- WHAT THE TASK REQUIRES
Transcribe the following entries word for word; no picture is to appear in the copy.

- RECORDS

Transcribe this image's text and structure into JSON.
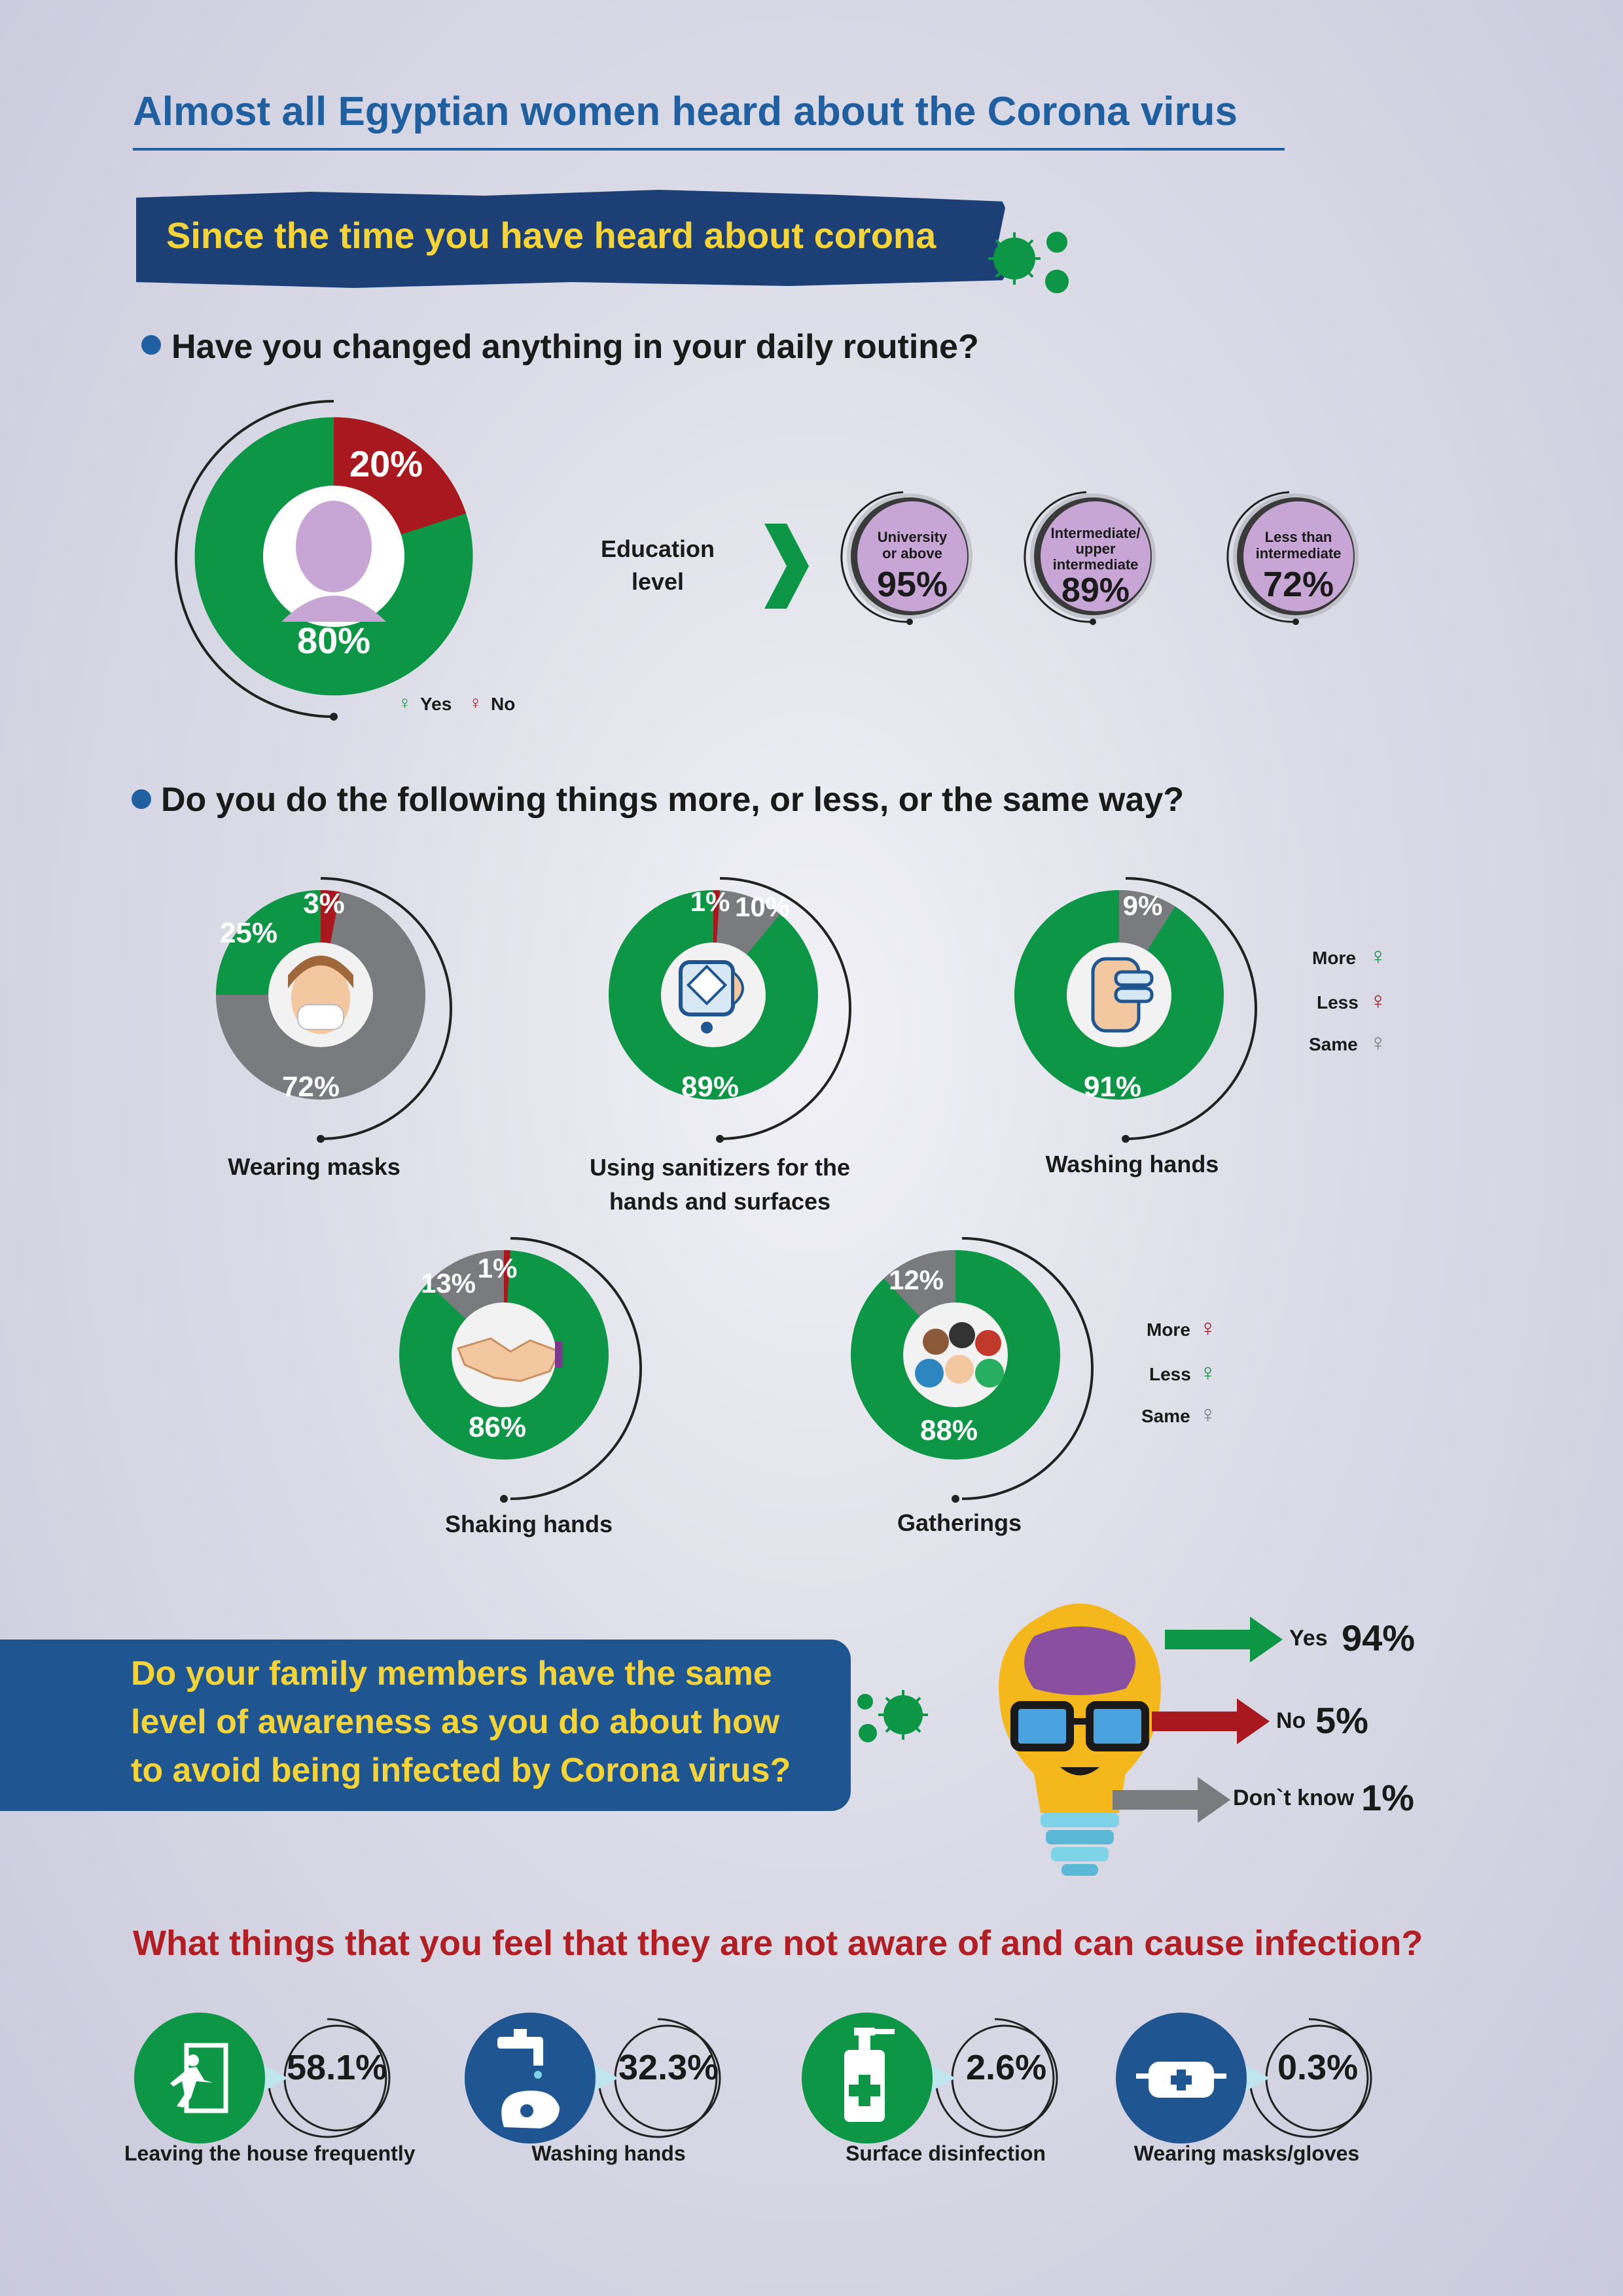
{
  "title": "Almost all Egyptian women heard about the Corona virus",
  "banner": "Since the time you have heard about corona",
  "colors": {
    "green": "#0c9645",
    "red": "#a8181e",
    "gray": "#7a7b7f",
    "blue": "#1f5591",
    "yellow": "#f5d43a",
    "lavender": "#c7a6d6"
  },
  "q1": {
    "question": "Have you changed anything in your daily routine?",
    "yes_pct": "80%",
    "no_pct": "20%",
    "legend_yes": "Yes",
    "legend_no": "No",
    "education_label_1": "Education",
    "education_label_2": "level",
    "education": [
      {
        "l1": "University",
        "l2": "or above",
        "l3": "",
        "pct": "95%"
      },
      {
        "l1": "Intermediate/",
        "l2": "upper",
        "l3": "intermediate",
        "pct": "89%"
      },
      {
        "l1": "Less than",
        "l2": "intermediate",
        "l3": "",
        "pct": "72%"
      }
    ]
  },
  "q2": {
    "question": "Do you do the following things more, or less, or the same way?",
    "legend1": {
      "more": "More",
      "less": "Less",
      "same": "Same"
    },
    "legend2": {
      "more": "More",
      "less": "Less",
      "same": "Same"
    },
    "items": [
      {
        "label": "Wearing masks",
        "label2": "",
        "icon": "mask-woman-icon",
        "pcts": [
          "25%",
          "3%",
          "72%"
        ]
      },
      {
        "label": "Using sanitizers for the",
        "label2": "hands and surfaces",
        "icon": "sanitizer-icon",
        "pcts": [
          "89%",
          "1%",
          "10%"
        ]
      },
      {
        "label": "Washing hands",
        "label2": "",
        "icon": "washing-hands-icon",
        "pcts": [
          "91%",
          "9%"
        ]
      },
      {
        "label": "Shaking hands",
        "label2": "",
        "icon": "handshake-icon",
        "pcts": [
          "13%",
          "1%",
          "86%"
        ]
      },
      {
        "label": "Gatherings",
        "label2": "",
        "icon": "crowd-icon",
        "pcts": [
          "12%",
          "88%"
        ]
      }
    ]
  },
  "q3": {
    "question_line1": "Do your family members have the same",
    "question_line2": "level of awareness as you do about how",
    "question_line3": "to avoid being infected by Corona virus?",
    "answers": [
      {
        "label": "Yes",
        "pct": "94%"
      },
      {
        "label": "No",
        "pct": "5%"
      },
      {
        "label": "Don`t know",
        "pct": "1%"
      }
    ]
  },
  "q4": {
    "question": "What things that you feel that they are not aware of and can cause infection?",
    "items": [
      {
        "label": "Leaving the house frequently",
        "pct": "58.1%",
        "icon": "exit-door-icon"
      },
      {
        "label": "Washing hands",
        "pct": "32.3%",
        "icon": "faucet-hand-icon"
      },
      {
        "label": "Surface disinfection",
        "pct": "2.6%",
        "icon": "disinfectant-bottle-icon"
      },
      {
        "label": "Wearing masks/gloves",
        "pct": "0.3%",
        "icon": "mask-icon"
      }
    ]
  },
  "chart_data": [
    {
      "type": "pie",
      "title": "Have you changed anything in your daily routine?",
      "categories": [
        "Yes",
        "No"
      ],
      "values": [
        80,
        20
      ]
    },
    {
      "type": "bar",
      "title": "Education level",
      "categories": [
        "University or above",
        "Intermediate/ upper intermediate",
        "Less than intermediate"
      ],
      "values": [
        95,
        89,
        72
      ]
    },
    {
      "type": "pie",
      "title": "Wearing masks",
      "categories": [
        "More",
        "Less",
        "Same"
      ],
      "values": [
        25,
        3,
        72
      ]
    },
    {
      "type": "pie",
      "title": "Using sanitizers for the hands and surfaces",
      "categories": [
        "More",
        "Less",
        "Same"
      ],
      "values": [
        89,
        1,
        10
      ]
    },
    {
      "type": "pie",
      "title": "Washing hands",
      "categories": [
        "More",
        "Same"
      ],
      "values": [
        91,
        9
      ]
    },
    {
      "type": "pie",
      "title": "Shaking hands",
      "categories": [
        "Same",
        "More",
        "Less"
      ],
      "values": [
        13,
        1,
        86
      ]
    },
    {
      "type": "pie",
      "title": "Gatherings",
      "categories": [
        "Same",
        "Less"
      ],
      "values": [
        12,
        88
      ]
    },
    {
      "type": "bar",
      "title": "Do your family members have the same level of awareness as you do about how to avoid being infected by Corona virus?",
      "categories": [
        "Yes",
        "No",
        "Don`t know"
      ],
      "values": [
        94,
        5,
        1
      ]
    },
    {
      "type": "bar",
      "title": "What things that you feel that they are not aware of and can cause infection?",
      "categories": [
        "Leaving the house frequently",
        "Washing hands",
        "Surface disinfection",
        "Wearing masks/gloves"
      ],
      "values": [
        58.1,
        32.3,
        2.6,
        0.3
      ]
    }
  ]
}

- FINISHED EXERCISE
Transcribe this image's text and structure into JSON.
{
  "title": "Almost all Egyptian women heard about the Corona virus",
  "banner": "Since the time you have heard about corona",
  "colors": {
    "green": "#0c9645",
    "red": "#a8181e",
    "gray": "#7a7b7f",
    "blue": "#1f5591",
    "yellow": "#f5d43a",
    "lavender": "#c7a6d6"
  },
  "q1": {
    "question": "Have you changed anything in your daily routine?",
    "yes_pct": "80%",
    "no_pct": "20%",
    "legend_yes": "Yes",
    "legend_no": "No",
    "education_label_1": "Education",
    "education_label_2": "level",
    "education": [
      {
        "l1": "University",
        "l2": "or above",
        "l3": "",
        "pct": "95%"
      },
      {
        "l1": "Intermediate/",
        "l2": "upper",
        "l3": "intermediate",
        "pct": "89%"
      },
      {
        "l1": "Less than",
        "l2": "intermediate",
        "l3": "",
        "pct": "72%"
      }
    ]
  },
  "q2": {
    "question": "Do you do the following things more, or less, or the same way?",
    "legend1": {
      "more": "More",
      "less": "Less",
      "same": "Same"
    },
    "legend2": {
      "more": "More",
      "less": "Less",
      "same": "Same"
    },
    "items": [
      {
        "label": "Wearing masks",
        "label2": "",
        "icon": "mask-woman-icon",
        "pcts": [
          "25%",
          "3%",
          "72%"
        ]
      },
      {
        "label": "Using sanitizers for the",
        "label2": "hands and surfaces",
        "icon": "sanitizer-icon",
        "pcts": [
          "89%",
          "1%",
          "10%"
        ]
      },
      {
        "label": "Washing hands",
        "label2": "",
        "icon": "washing-hands-icon",
        "pcts": [
          "91%",
          "9%"
        ]
      },
      {
        "label": "Shaking hands",
        "label2": "",
        "icon": "handshake-icon",
        "pcts": [
          "13%",
          "1%",
          "86%"
        ]
      },
      {
        "label": "Gatherings",
        "label2": "",
        "icon": "crowd-icon",
        "pcts": [
          "12%",
          "88%"
        ]
      }
    ]
  },
  "q3": {
    "question_line1": "Do your family members have the same",
    "question_line2": "level of awareness as you do about how",
    "question_line3": "to avoid being infected by Corona virus?",
    "answers": [
      {
        "label": "Yes",
        "pct": "94%"
      },
      {
        "label": "No",
        "pct": "5%"
      },
      {
        "label": "Don`t know",
        "pct": "1%"
      }
    ]
  },
  "q4": {
    "question": "What things that you feel that they are not aware of and can cause infection?",
    "items": [
      {
        "label": "Leaving the house frequently",
        "pct": "58.1%",
        "icon": "exit-door-icon"
      },
      {
        "label": "Washing hands",
        "pct": "32.3%",
        "icon": "faucet-hand-icon"
      },
      {
        "label": "Surface disinfection",
        "pct": "2.6%",
        "icon": "disinfectant-bottle-icon"
      },
      {
        "label": "Wearing masks/gloves",
        "pct": "0.3%",
        "icon": "mask-icon"
      }
    ]
  },
  "chart_data": [
    {
      "type": "pie",
      "title": "Have you changed anything in your daily routine?",
      "categories": [
        "Yes",
        "No"
      ],
      "values": [
        80,
        20
      ]
    },
    {
      "type": "bar",
      "title": "Education level",
      "categories": [
        "University or above",
        "Intermediate/ upper intermediate",
        "Less than intermediate"
      ],
      "values": [
        95,
        89,
        72
      ]
    },
    {
      "type": "pie",
      "title": "Wearing masks",
      "categories": [
        "More",
        "Less",
        "Same"
      ],
      "values": [
        25,
        3,
        72
      ]
    },
    {
      "type": "pie",
      "title": "Using sanitizers for the hands and surfaces",
      "categories": [
        "More",
        "Less",
        "Same"
      ],
      "values": [
        89,
        1,
        10
      ]
    },
    {
      "type": "pie",
      "title": "Washing hands",
      "categories": [
        "More",
        "Same"
      ],
      "values": [
        91,
        9
      ]
    },
    {
      "type": "pie",
      "title": "Shaking hands",
      "categories": [
        "Same",
        "More",
        "Less"
      ],
      "values": [
        13,
        1,
        86
      ]
    },
    {
      "type": "pie",
      "title": "Gatherings",
      "categories": [
        "Same",
        "Less"
      ],
      "values": [
        12,
        88
      ]
    },
    {
      "type": "bar",
      "title": "Do your family members have the same level of awareness as you do about how to avoid being infected by Corona virus?",
      "categories": [
        "Yes",
        "No",
        "Don`t know"
      ],
      "values": [
        94,
        5,
        1
      ]
    },
    {
      "type": "bar",
      "title": "What things that you feel that they are not aware of and can cause infection?",
      "categories": [
        "Leaving the house frequently",
        "Washing hands",
        "Surface disinfection",
        "Wearing masks/gloves"
      ],
      "values": [
        58.1,
        32.3,
        2.6,
        0.3
      ]
    }
  ]
}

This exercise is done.